[start]

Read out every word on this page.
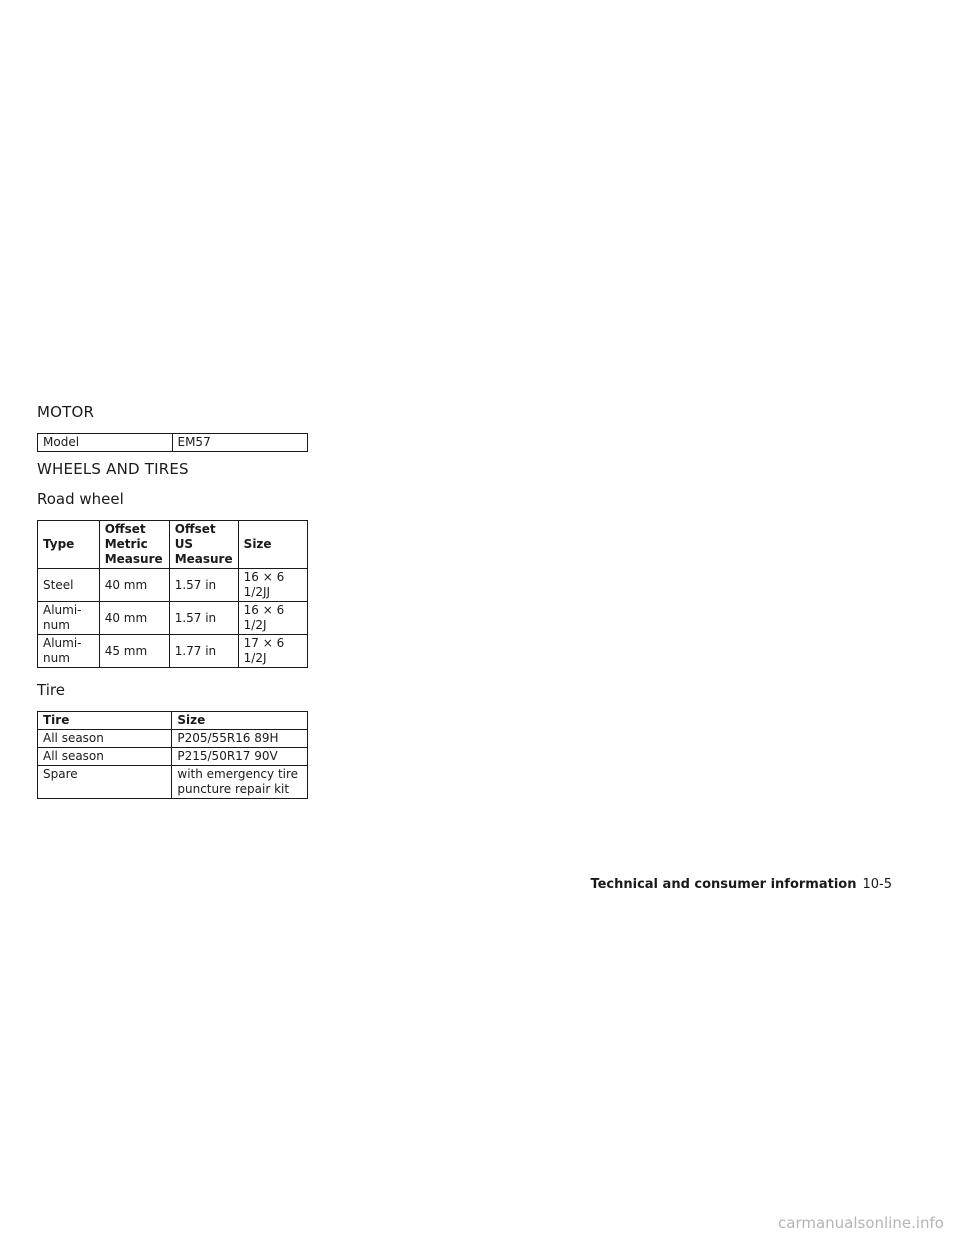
MOTOR
Model	EM57
WHEELS AND TIRES
Road wheel
Type	Offset Metric Measure	Offset US Measure	Size
Steel	40 mm	1.57 in	16 × 6 1/2JJ
Alumi-num	40 mm	1.57 in	16 × 6 1/2J
Alumi-num	45 mm	1.77 in	17 × 6 1/2J
Tire
Tire	Size
All season	P205/55R16 89H
All season	P215/50R17 90V
Spare	with emergency tire puncture repair kit
Technical and consumer information 10-5
carmanualsonline.info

[end]

— DIRECTION —
Pictures in the records should not appear in your copy, but everything else must be transcribed exactly.

— FINAL ANSWER —
Read out every word on this page.
MOTOR
Model	EM57
WHEELS AND TIRES
Road wheel
Type	Offset Metric Measure	Offset US Measure	Size
Steel	40 mm	1.57 in	16 × 6 1/2JJ
Alumi-num	40 mm	1.57 in	16 × 6 1/2J
Alumi-num	45 mm	1.77 in	17 × 6 1/2J
Tire
Tire	Size
All season	P205/55R16 89H
All season	P215/50R17 90V
Spare	with emergency tire puncture repair kit
Technical and consumer information 10-5
carmanualsonline.info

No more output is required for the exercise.